» Written task:
Search the data for the string "this" and extract every line where it appears.

» Supplied material:
+ + + +

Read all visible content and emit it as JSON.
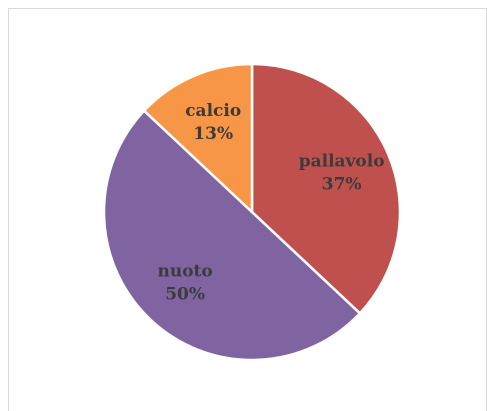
{
  "chart_data": {
    "type": "pie",
    "categories": [
      "pallavolo",
      "nuoto",
      "calcio"
    ],
    "values": [
      37,
      50,
      13
    ],
    "value_labels": [
      "37%",
      "50%",
      "13%"
    ],
    "colors": [
      "#c0504d",
      "#8064a2",
      "#f79646"
    ]
  }
}
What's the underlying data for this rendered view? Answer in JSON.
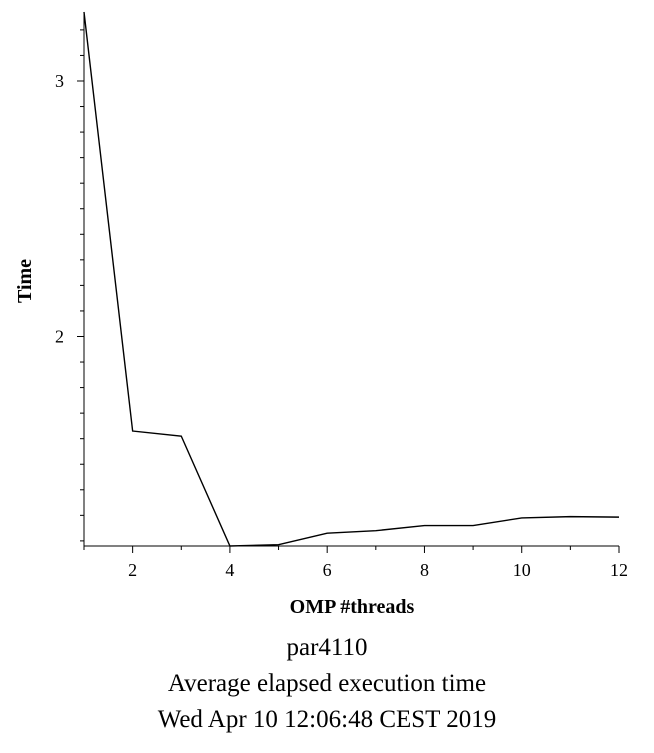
{
  "chart_data": {
    "type": "line",
    "xlabel": "OMP #threads",
    "ylabel": "Time",
    "x": [
      1,
      2,
      3,
      4,
      5,
      6,
      7,
      8,
      9,
      10,
      11,
      12
    ],
    "series": [
      {
        "values": [
          3.27,
          1.63,
          1.61,
          1.18,
          1.185,
          1.23,
          1.24,
          1.26,
          1.26,
          1.29,
          1.295,
          1.293
        ],
        "color": "#000000"
      }
    ],
    "xlim": [
      1,
      12
    ],
    "ylim": [
      1.18,
      3.27
    ],
    "xticks_major": [
      2,
      4,
      6,
      8,
      10,
      12
    ],
    "yticks_major": [
      2,
      3
    ],
    "grid": false,
    "legend": "none"
  },
  "captions": {
    "line1": "par4110",
    "line2": "Average elapsed execution time",
    "line3": "Wed Apr 10 12:06:48 CEST 2019"
  }
}
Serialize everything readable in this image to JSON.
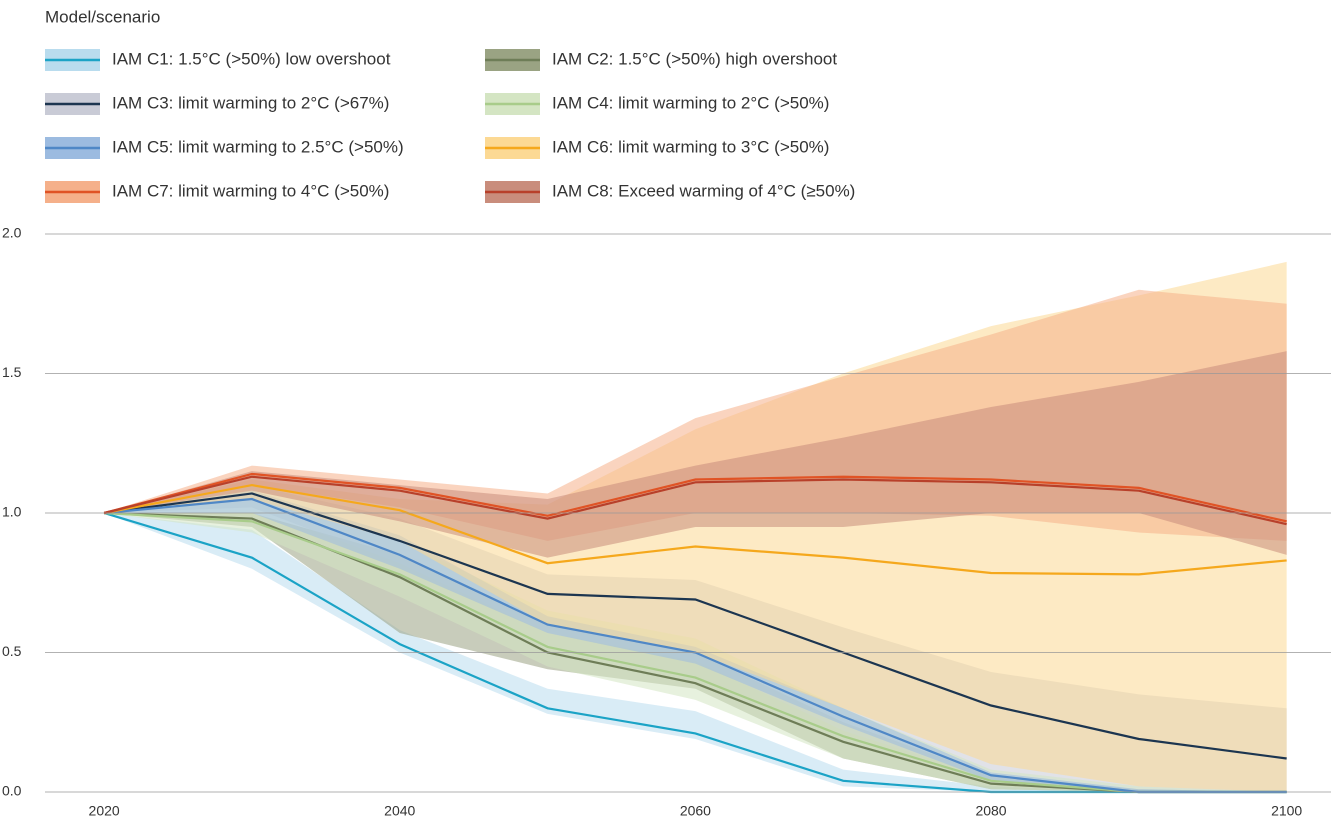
{
  "chart_data": {
    "type": "line",
    "legend_title": "Model/scenario",
    "x": [
      2020,
      2030,
      2040,
      2050,
      2060,
      2070,
      2080,
      2090,
      2100
    ],
    "xlim": [
      2016,
      2103
    ],
    "xticks": [
      2020,
      2040,
      2060,
      2080,
      2100
    ],
    "ylim": [
      0,
      2
    ],
    "yticks": [
      {
        "value": 0,
        "label": "0.0"
      },
      0.5,
      {
        "value": 1,
        "label": "1.0"
      },
      1.5,
      {
        "value": 2,
        "label": "2.0"
      }
    ],
    "grid": true,
    "series": [
      {
        "name": "IAM C1: 1.5°C (>50%) low overshoot",
        "color": "#1ba3c6",
        "band_color": "#b9dcee",
        "values": [
          1.0,
          0.84,
          0.53,
          0.3,
          0.21,
          0.04,
          0.0,
          0.0,
          0.0
        ],
        "upper": [
          1.0,
          0.94,
          0.58,
          0.37,
          0.29,
          0.08,
          0.02,
          0.0,
          0.0
        ],
        "lower": [
          1.0,
          0.8,
          0.5,
          0.28,
          0.19,
          0.02,
          0.0,
          0.0,
          0.0
        ]
      },
      {
        "name": "IAM C2: 1.5°C (>50%) high overshoot",
        "color": "#6e7d57",
        "band_color": "#9aa383",
        "values": [
          1.0,
          0.98,
          0.77,
          0.5,
          0.39,
          0.18,
          0.03,
          0.0,
          0.0
        ],
        "upper": [
          1.0,
          1.0,
          0.85,
          0.6,
          0.5,
          0.25,
          0.06,
          0.01,
          0.0
        ],
        "lower": [
          1.0,
          0.95,
          0.57,
          0.44,
          0.37,
          0.12,
          0.01,
          0.0,
          0.0
        ]
      },
      {
        "name": "IAM C3: limit warming to 2°C (>67%)",
        "color": "#1c3550",
        "band_color": "#c9cbd6",
        "values": [
          1.0,
          1.07,
          0.9,
          0.71,
          0.69,
          0.5,
          0.31,
          0.19,
          0.12
        ],
        "upper": [
          1.0,
          1.1,
          0.98,
          0.78,
          0.76,
          0.59,
          0.43,
          0.35,
          0.3
        ],
        "lower": [
          1.0,
          1.02,
          0.82,
          0.57,
          0.47,
          0.22,
          0.05,
          0.0,
          0.0
        ]
      },
      {
        "name": "IAM C4: limit warming to 2°C (>50%)",
        "color": "#a8cc8a",
        "band_color": "#d4e5c3",
        "values": [
          1.0,
          0.97,
          0.78,
          0.52,
          0.41,
          0.2,
          0.04,
          0.0,
          0.0
        ],
        "upper": [
          1.0,
          1.05,
          0.9,
          0.65,
          0.55,
          0.3,
          0.08,
          0.02,
          0.0
        ],
        "lower": [
          1.0,
          0.93,
          0.7,
          0.45,
          0.33,
          0.12,
          0.01,
          0.0,
          0.0
        ]
      },
      {
        "name": "IAM C5: limit warming to 2.5°C (>50%)",
        "color": "#4f87c6",
        "band_color": "#9cbbe0",
        "values": [
          1.0,
          1.05,
          0.85,
          0.6,
          0.5,
          0.27,
          0.06,
          0.0,
          0.0
        ],
        "upper": [
          1.0,
          1.08,
          0.92,
          0.63,
          0.52,
          0.3,
          0.07,
          0.01,
          0.0
        ],
        "lower": [
          1.0,
          1.0,
          0.8,
          0.57,
          0.46,
          0.24,
          0.04,
          0.0,
          0.0
        ]
      },
      {
        "name": "IAM C6: limit warming to 3°C (>50%)",
        "color": "#f5a81c",
        "band_color": "#fcd994",
        "values": [
          1.0,
          1.1,
          1.01,
          0.82,
          0.88,
          0.84,
          0.785,
          0.78,
          0.83
        ],
        "upper": [
          1.0,
          1.12,
          1.05,
          1.03,
          1.3,
          1.5,
          1.67,
          1.78,
          1.9
        ],
        "lower": [
          1.0,
          1.05,
          0.9,
          0.6,
          0.5,
          0.3,
          0.1,
          0.02,
          0.0
        ]
      },
      {
        "name": "IAM C7: limit warming to 4°C (>50%)",
        "color": "#e05325",
        "band_color": "#f5b08a",
        "values": [
          1.0,
          1.14,
          1.09,
          0.99,
          1.12,
          1.13,
          1.12,
          1.09,
          0.97
        ],
        "upper": [
          1.0,
          1.17,
          1.12,
          1.07,
          1.34,
          1.49,
          1.64,
          1.8,
          1.75
        ],
        "lower": [
          1.0,
          1.1,
          1.02,
          0.9,
          1.0,
          1.0,
          0.99,
          0.93,
          0.9
        ]
      },
      {
        "name": "IAM C8: Exceed warming of 4°C (≥50%)",
        "color": "#b8402a",
        "band_color": "#c98d7c",
        "values": [
          1.0,
          1.13,
          1.08,
          0.98,
          1.11,
          1.12,
          1.11,
          1.08,
          0.96
        ],
        "upper": [
          1.0,
          1.15,
          1.1,
          1.05,
          1.17,
          1.27,
          1.38,
          1.47,
          1.58
        ],
        "lower": [
          1.0,
          1.08,
          0.97,
          0.84,
          0.95,
          0.95,
          1.0,
          1.0,
          0.85
        ]
      }
    ]
  }
}
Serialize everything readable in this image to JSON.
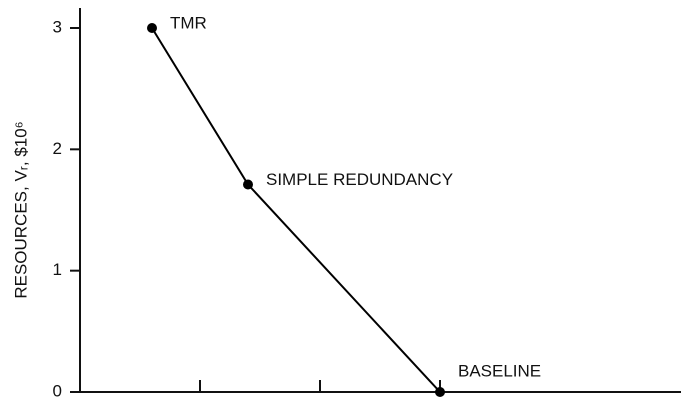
{
  "chart_data": {
    "type": "line",
    "ylabel": "RESOURCES, Vᵣ, $10⁶",
    "x": [
      0.6,
      1.4,
      3.0
    ],
    "series": [
      {
        "color": "#000000",
        "values": [
          3.0,
          1.71,
          0.0
        ],
        "labels": [
          "TMR",
          "SIMPLE REDUNDANCY",
          "BASELINE"
        ]
      }
    ],
    "xlim": [
      0,
      5
    ],
    "xticks": [
      1,
      2,
      3
    ],
    "ylim": [
      0,
      3
    ],
    "yticks": [
      0,
      1,
      2,
      3
    ],
    "grid": false
  }
}
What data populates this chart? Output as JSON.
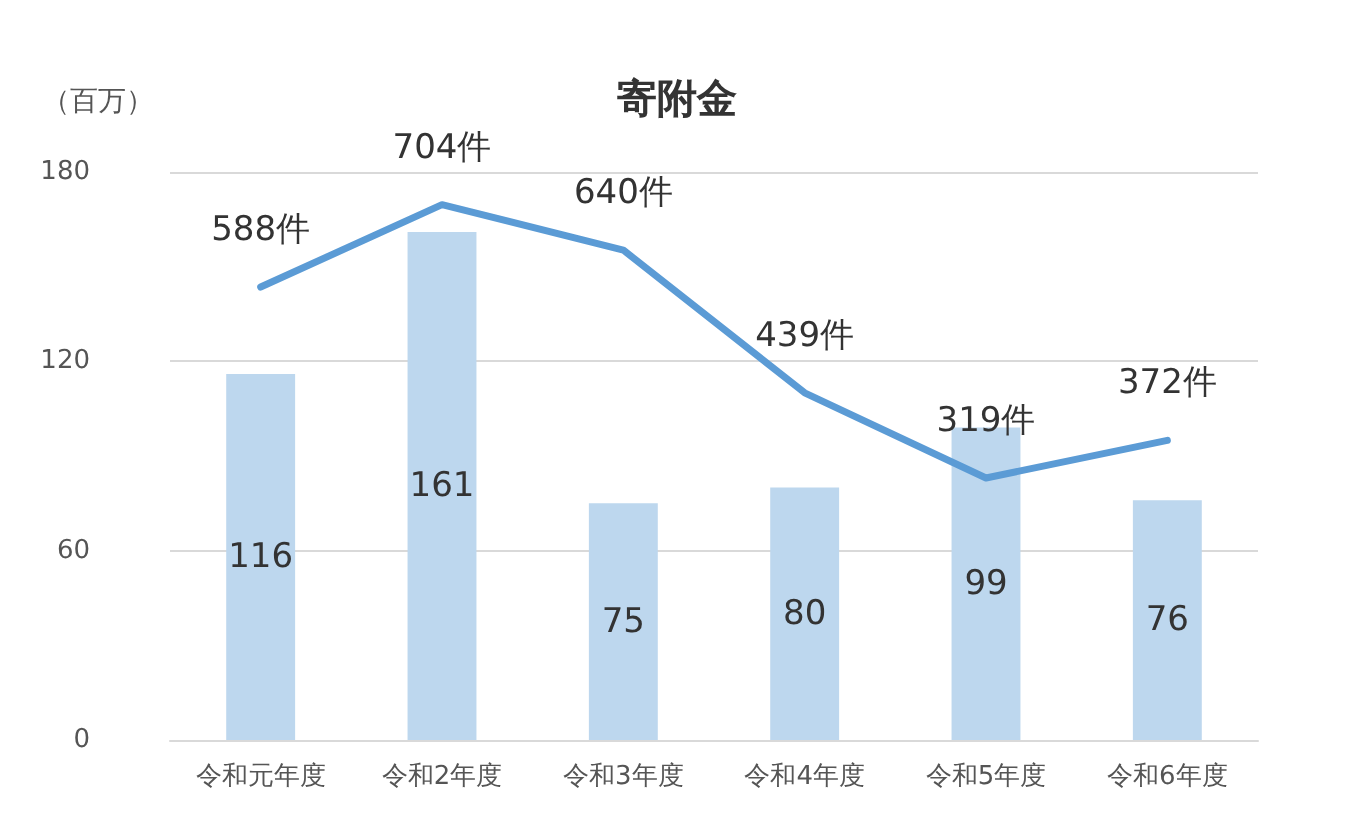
{
  "chart_data": {
    "type": "bar",
    "title": "寄附金",
    "ylabel": "（百万）",
    "categories": [
      "令和元年度",
      "令和2年度",
      "令和3年度",
      "令和4年度",
      "令和5年度",
      "令和6年度"
    ],
    "series": [
      {
        "color": "#bdd7ee",
        "values": [
          116,
          161,
          75,
          80,
          99,
          76
        ],
        "value_labels": [
          "116",
          "161",
          "75",
          "80",
          "99",
          "76"
        ]
      },
      {
        "type": "line",
        "axis": "y2",
        "color": "#5b9bd5",
        "values": [
          588,
          704,
          640,
          439,
          319,
          372
        ],
        "value_labels": [
          "588件",
          "704件",
          "640件",
          "439件",
          "319件",
          "372件"
        ]
      }
    ],
    "ylim": [
      0,
      180
    ],
    "yticks": [
      0,
      60,
      120,
      180
    ],
    "y2lim": [
      -50,
      750
    ],
    "grid": "y",
    "marker": "none",
    "line_style": "solid"
  }
}
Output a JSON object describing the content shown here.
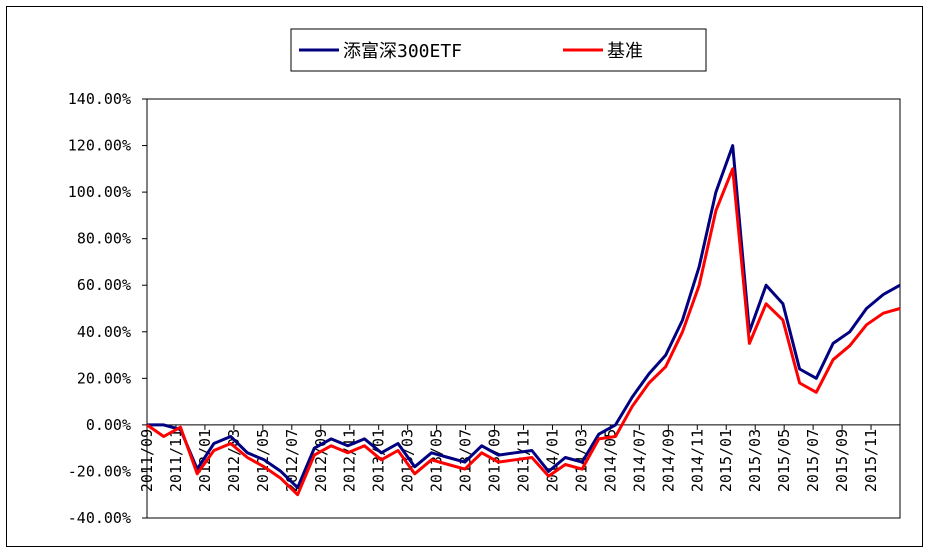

+ + + +

» Result of the task:
What's the underlying data for this rendered view? Answer in JSON.
Serialize everything readable in this image to JSON.
Serialize everything readable in this image to JSON.
What data populates this chart? Output as JSON.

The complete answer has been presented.